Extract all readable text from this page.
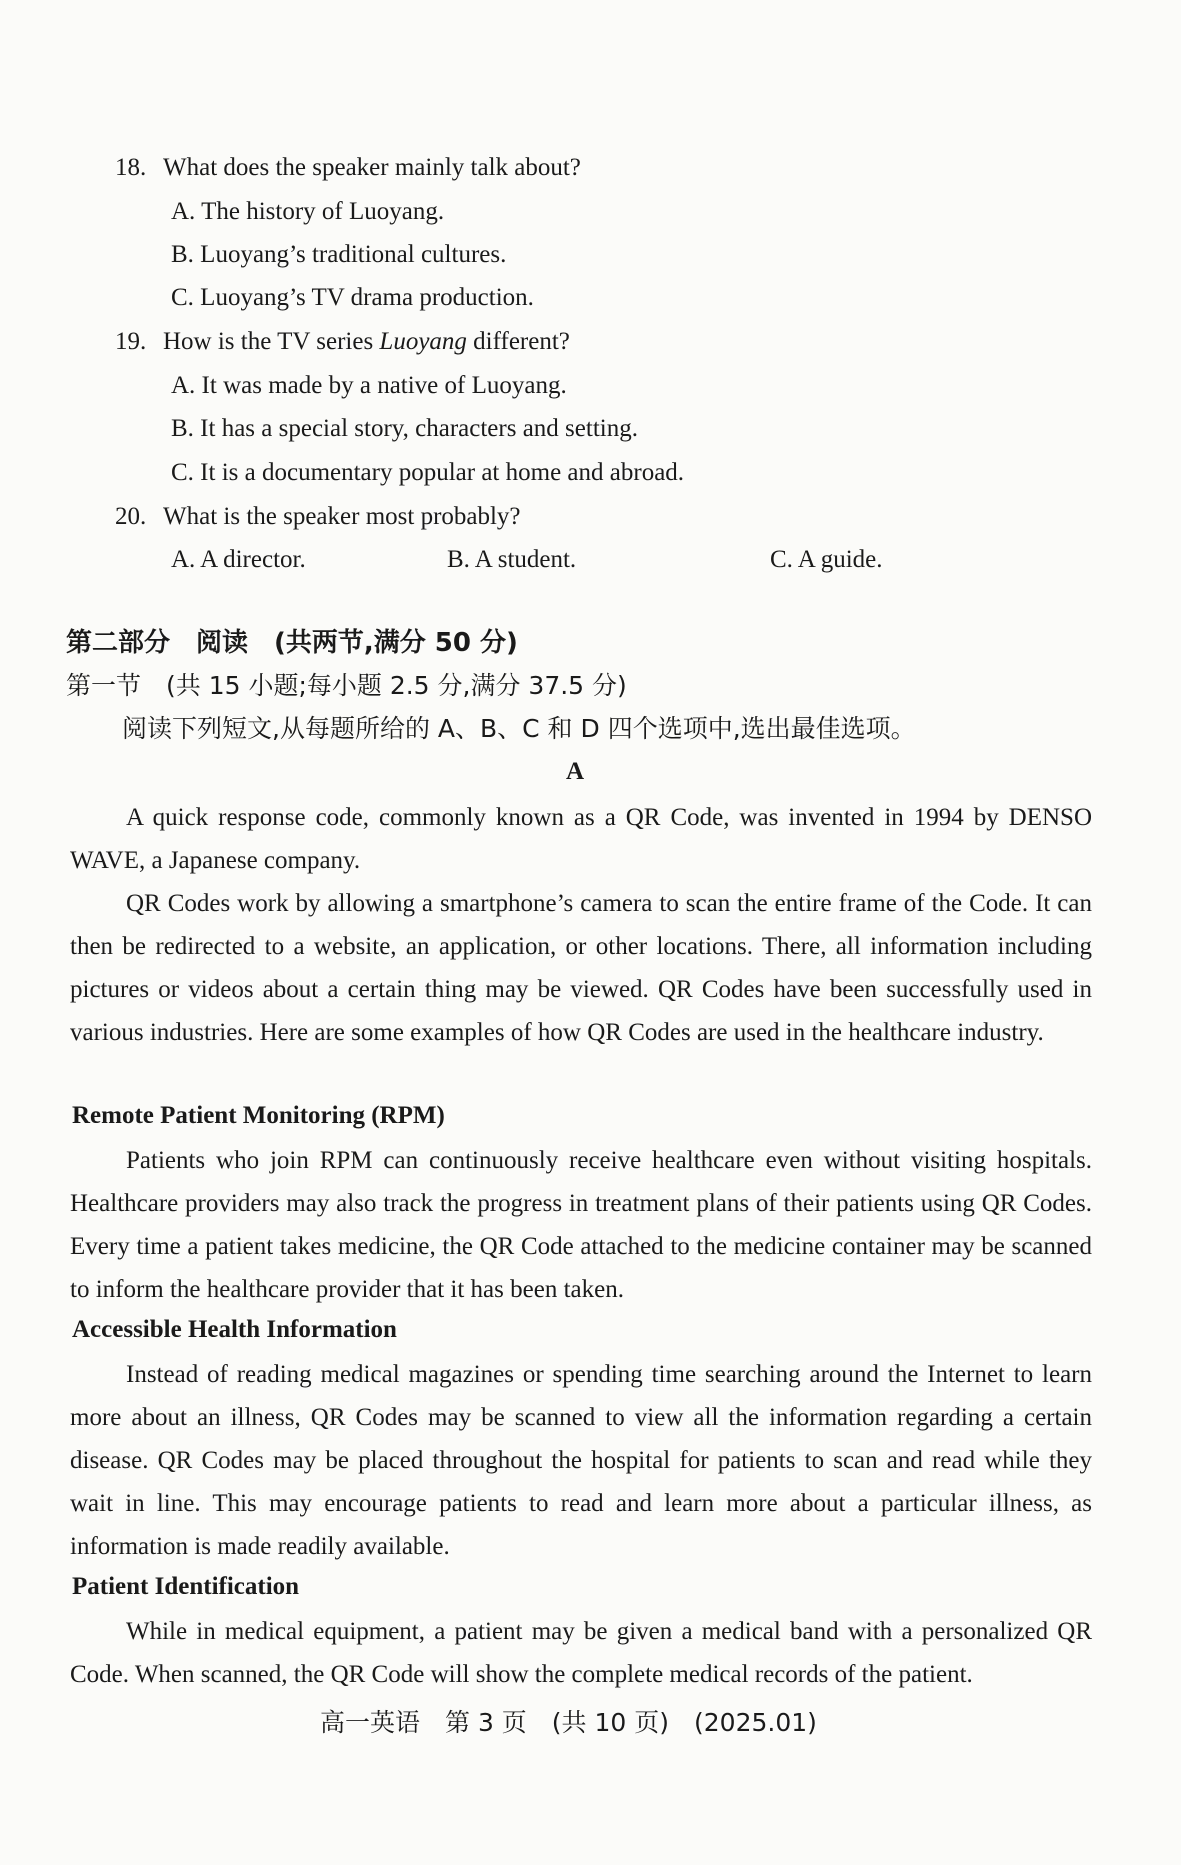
18. What does the speaker mainly talk about?
A. The history of Luoyang.
B. Luoyang’s traditional cultures.
C. Luoyang’s TV drama production.
19. How is the TV series Luoyang different?
A. It was made by a native of Luoyang.
B. It has a special story, characters and setting.
C. It is a documentary popular at home and abroad.
20. What is the speaker most probably?
A. A director.	B. A student.	C. A guide.
第二部分　阅读　(共两节,满分 50 分)
第一节　(共 15 小题;每小题 2.5 分,满分 37.5 分)
阅读下列短文,从每题所给的 A、B、C 和 D 四个选项中,选出最佳选项。
A
A quick response code, commonly known as a QR Code, was invented in 1994 by DENSO WAVE, a Japanese company.
QR Codes work by allowing a smartphone’s camera to scan the entire frame of the Code. It can then be redirected to a website, an application, or other locations. There, all information including pictures or videos about a certain thing may be viewed. QR Codes have been successfully used in various industries. Here are some examples of how QR Codes are used in the healthcare industry.
Remote Patient Monitoring (RPM)
Patients who join RPM can continuously receive healthcare even without visiting hospitals. Healthcare providers may also track the progress in treatment plans of their patients using QR Codes. Every time a patient takes medicine, the QR Code attached to the medicine container may be scanned to inform the healthcare provider that it has been taken.
Accessible Health Information
Instead of reading medical magazines or spending time searching around the Internet to learn more about an illness, QR Codes may be scanned to view all the information regarding a certain disease. QR Codes may be placed throughout the hospital for patients to scan and read while they wait in line. This may encourage patients to read and learn more about a particular illness, as information is made readily available.
Patient Identification
While in medical equipment, a patient may be given a medical band with a personalized QR Code. When scanned, the QR Code will show the complete medical records of the patient.
高一英语　第 3 页　(共 10 页)　(2025.01)
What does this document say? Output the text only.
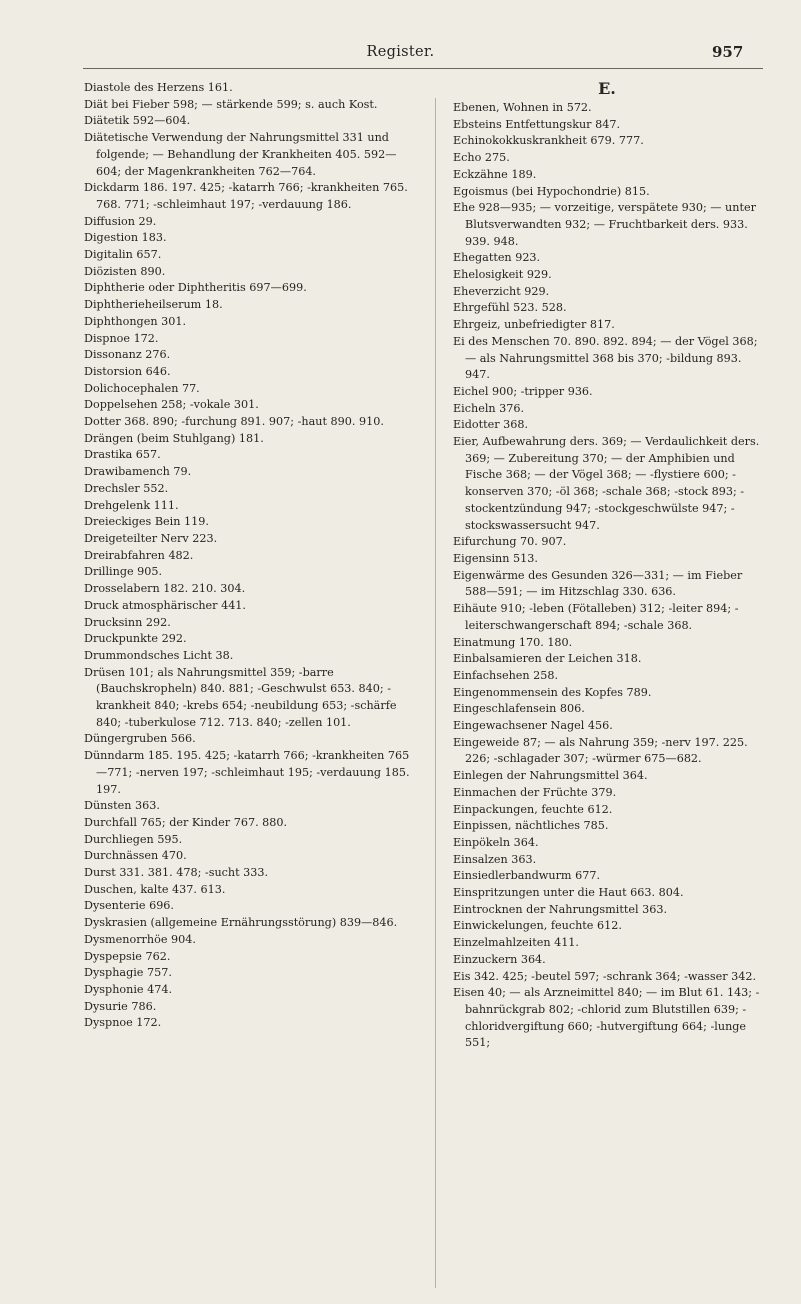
Register.	957

Diastole des Herzens 161.

Diät bei Fieber 598; — stärkende 599; s. auch Kost.

Diätetik 592—604.

Diätetische Verwendung der Nahrungsmittel 331 und folgende; — Behandlung der Krankheiten 405. 592—604; der Magenkrankheiten 762—764.

Dickdarm 186. 197. 425; -katarrh 766; -krankheiten 765. 768. 771; -schleimhaut 197; -verdauung 186.

Diffusion 29.

Digestion 183.

Digitalin 657.

Diözisten 890.

Diphtherie oder Diphtheritis 697—699.

Diphtherieheilserum 18.

Diphthongen 301.

Dispnoe 172.

Dissonanz 276.

Distorsion 646.

Dolichocephalen 77.

Doppelsehen 258; -vokale 301.

Dotter 368. 890; -furchung 891. 907; -haut 890. 910.

Drängen (beim Stuhlgang) 181.

Drastika 657.

Drawibamench 79.

Drechsler 552.

Drehgelenk 111.

Dreieckiges Bein 119.

Dreigeteilter Nerv 223.

Dreirabfahren 482.

Drillinge 905.

Drosselabern 182. 210. 304.

Druck atmosphärischer 441.

Drucksinn 292.

Druckpunkte 292.

Drummondsches Licht 38.

Drüsen 101; als Nahrungsmittel 359; -barre (Bauchskropheln) 840. 881; -Geschwulst 653. 840; -krankheit 840; -krebs 654; -neubildung 653; -schärfe 840; -tuberkulose 712. 713. 840; -zellen 101.

Düngergruben 566.

Dünndarm 185. 195. 425; -katarrh 766; -krankheiten 765—771; -nerven 197; -schleimhaut 195; -verdauung 185. 197.

Dünsten 363.

Durchfall 765; der Kinder 767. 880.

Durchliegen 595.

Durchnässen 470.

Durst 331. 381. 478; -sucht 333.

Duschen, kalte 437. 613.

Dysenterie 696.

Dyskrasien (allgemeine Ernährungsstörung) 839—846.

Dysmenorrhöe 904.

Dyspepsie 762.

Dysphagie 757.

Dysphonie 474.

Dysurie 786.

Dyspnoe 172.

E.

Ebenen, Wohnen in 572.

Ebsteins Entfettungskur 847.

Echinokokkuskrankheit 679. 777.

Echo 275.

Eckzähne 189.

Egoismus (bei Hypochondrie) 815.

Ehe 928—935; — vorzeitige, verspätete 930; — unter Blutsverwandten 932; — Fruchtbarkeit ders. 933. 939. 948.

Ehegatten 923.

Ehelosigkeit 929.

Eheverzicht 929.

Ehrgefühl 523. 528.

Ehrgeiz, unbefriedigter 817.

Ei des Menschen 70. 890. 892. 894; — der Vögel 368; — als Nahrungsmittel 368 bis 370; -bildung 893. 947.

Eichel 900; -tripper 936.

Eicheln 376.

Eidotter 368.

Eier, Aufbewahrung ders. 369; — Verdaulichkeit ders. 369; — Zubereitung 370; — der Amphibien und Fische 368; — der Vögel 368; — -flystiere 600; -konserven 370; -öl 368; -schale 368; -stock 893; -stockentzündung 947; -stockgeschwülste 947; -stockswassersucht 947.

Eifurchung 70. 907.

Eigensinn 513.

Eigenwärme des Gesunden 326—331; — im Fieber 588—591; — im Hitzschlag 330. 636.

Eihäute 910; -leben (Fötalleben) 312; -leiter 894; -leiterschwangerschaft 894; -schale 368.

Einatmung 170. 180.

Einbalsamieren der Leichen 318.

Einfachsehen 258.

Eingenommensein des Kopfes 789.

Eingeschlafensein 806.

Eingewachsener Nagel 456.

Eingeweide 87; — als Nahrung 359; -nerv 197. 225. 226; -schlagader 307; -würmer 675—682.

Einlegen der Nahrungsmittel 364.

Einmachen der Früchte 379.

Einpackungen, feuchte 612.

Einpissen, nächtliches 785.

Einpökeln 364.

Einsalzen 363.

Einsiedlerbandwurm 677.

Einspritzungen unter die Haut 663. 804.

Eintrocknen der Nahrungsmittel 363.

Einwickelungen, feuchte 612.

Einzelmahlzeiten 411.

Einzuckern 364.

Eis 342. 425; -beutel 597; -schrank 364; -wasser 342.

Eisen 40; — als Arzneimittel 840; — im Blut 61. 143; -bahnrückgrab 802; -chlorid zum Blutstillen 639; -chloridvergiftung 660; -hutvergiftung 664; -lunge 551;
###
**To do:** With the pictures left out, output all the entries exactly.

**Solved exercise:**
Extract all readable text from this page.
18. What does the speaker mainly talk about?
A. The history of Luoyang.
B. Luoyang’s traditional cultures.
C. Luoyang’s TV drama production.
19. How is the TV series Luoyang different?
A. It was made by a native of Luoyang.
B. It has a special story, characters and setting.
C. It is a documentary popular at home and abroad.
20. What is the speaker most probably?
A. A director.	B. A student.	C. A guide.
第二部分　阅读　(共两节,满分 50 分)
第一节　(共 15 小题;每小题 2.5 分,满分 37.5 分)
阅读下列短文,从每题所给的 A、B、C 和 D 四个选项中,选出最佳选项。
A
A quick response code, commonly known as a QR Code, was invented in 1994 by DENSO WAVE, a Japanese company.
QR Codes work by allowing a smartphone’s camera to scan the entire frame of the Code. It can then be redirected to a website, an application, or other locations. There, all information including pictures or videos about a certain thing may be viewed. QR Codes have been successfully used in various industries. Here are some examples of how QR Codes are used in the healthcare industry.
Remote Patient Monitoring (RPM)
Patients who join RPM can continuously receive healthcare even without visiting hospitals. Healthcare providers may also track the progress in treatment plans of their patients using QR Codes. Every time a patient takes medicine, the QR Code attached to the medicine container may be scanned to inform the healthcare provider that it has been taken.
Accessible Health Information
Instead of reading medical magazines or spending time searching around the Internet to learn more about an illness, QR Codes may be scanned to view all the information regarding a certain disease. QR Codes may be placed throughout the hospital for patients to scan and read while they wait in line. This may encourage patients to read and learn more about a particular illness, as information is made readily available.
Patient Identification
While in medical equipment, a patient may be given a medical band with a personalized QR Code. When scanned, the QR Code will show the complete medical records of the patient.
高一英语　第 3 页　(共 10 页)　(2025.01)
What does this document say? Output the text only.
Register.	957

Diastole des Herzens 161.

Diät bei Fieber 598; — stärkende 599; s. auch Kost.

Diätetik 592—604.

Diätetische Verwendung der Nahrungsmittel 331 und folgende; — Behandlung der Krankheiten 405. 592—604; der Magenkrankheiten 762—764.

Dickdarm 186. 197. 425; -katarrh 766; -krankheiten 765. 768. 771; -schleimhaut 197; -verdauung 186.

Diffusion 29.

Digestion 183.

Digitalin 657.

Diözisten 890.

Diphtherie oder Diphtheritis 697—699.

Diphtherieheilserum 18.

Diphthongen 301.

Dispnoe 172.

Dissonanz 276.

Distorsion 646.

Dolichocephalen 77.

Doppelsehen 258; -vokale 301.

Dotter 368. 890; -furchung 891. 907; -haut 890. 910.

Drängen (beim Stuhlgang) 181.

Drastika 657.

Drawibamench 79.

Drechsler 552.

Drehgelenk 111.

Dreieckiges Bein 119.

Dreigeteilter Nerv 223.

Dreirabfahren 482.

Drillinge 905.

Drosselabern 182. 210. 304.

Druck atmosphärischer 441.

Drucksinn 292.

Druckpunkte 292.

Drummondsches Licht 38.

Drüsen 101; als Nahrungsmittel 359; -barre (Bauchskropheln) 840. 881; -Geschwulst 653. 840; -krankheit 840; -krebs 654; -neubildung 653; -schärfe 840; -tuberkulose 712. 713. 840; -zellen 101.

Düngergruben 566.

Dünndarm 185. 195. 425; -katarrh 766; -krankheiten 765—771; -nerven 197; -schleimhaut 195; -verdauung 185. 197.

Dünsten 363.

Durchfall 765; der Kinder 767. 880.

Durchliegen 595.

Durchnässen 470.

Durst 331. 381. 478; -sucht 333.

Duschen, kalte 437. 613.

Dysenterie 696.

Dyskrasien (allgemeine Ernährungsstörung) 839—846.

Dysmenorrhöe 904.

Dyspepsie 762.

Dysphagie 757.

Dysphonie 474.

Dysurie 786.

Dyspnoe 172.

E.

Ebenen, Wohnen in 572.

Ebsteins Entfettungskur 847.

Echinokokkuskrankheit 679. 777.

Echo 275.

Eckzähne 189.

Egoismus (bei Hypochondrie) 815.

Ehe 928—935; — vorzeitige, verspätete 930; — unter Blutsverwandten 932; — Fruchtbarkeit ders. 933. 939. 948.

Ehegatten 923.

Ehelosigkeit 929.

Eheverzicht 929.

Ehrgefühl 523. 528.

Ehrgeiz, unbefriedigter 817.

Ei des Menschen 70. 890. 892. 894; — der Vögel 368; — als Nahrungsmittel 368 bis 370; -bildung 893. 947.

Eichel 900; -tripper 936.

Eicheln 376.

Eidotter 368.

Eier, Aufbewahrung ders. 369; — Verdaulichkeit ders. 369; — Zubereitung 370; — der Amphibien und Fische 368; — der Vögel 368; — -flystiere 600; -konserven 370; -öl 368; -schale 368; -stock 893; -stockentzündung 947; -stockgeschwülste 947; -stockswassersucht 947.

Eifurchung 70. 907.

Eigensinn 513.

Eigenwärme des Gesunden 326—331; — im Fieber 588—591; — im Hitzschlag 330. 636.

Eihäute 910; -leben (Fötalleben) 312; -leiter 894; -leiterschwangerschaft 894; -schale 368.

Einatmung 170. 180.

Einbalsamieren der Leichen 318.

Einfachsehen 258.

Eingenommensein des Kopfes 789.

Eingeschlafensein 806.

Eingewachsener Nagel 456.

Eingeweide 87; — als Nahrung 359; -nerv 197. 225. 226; -schlagader 307; -würmer 675—682.

Einlegen der Nahrungsmittel 364.

Einmachen der Früchte 379.

Einpackungen, feuchte 612.

Einpissen, nächtliches 785.

Einpökeln 364.

Einsalzen 363.

Einsiedlerbandwurm 677.

Einspritzungen unter die Haut 663. 804.

Eintrocknen der Nahrungsmittel 363.

Einwickelungen, feuchte 612.

Einzelmahlzeiten 411.

Einzuckern 364.

Eis 342. 425; -beutel 597; -schrank 364; -wasser 342.

Eisen 40; — als Arzneimittel 840; — im Blut 61. 143; -bahnrückgrab 802; -chlorid zum Blutstillen 639; -chloridvergiftung 660; -hutvergiftung 664; -lunge 551;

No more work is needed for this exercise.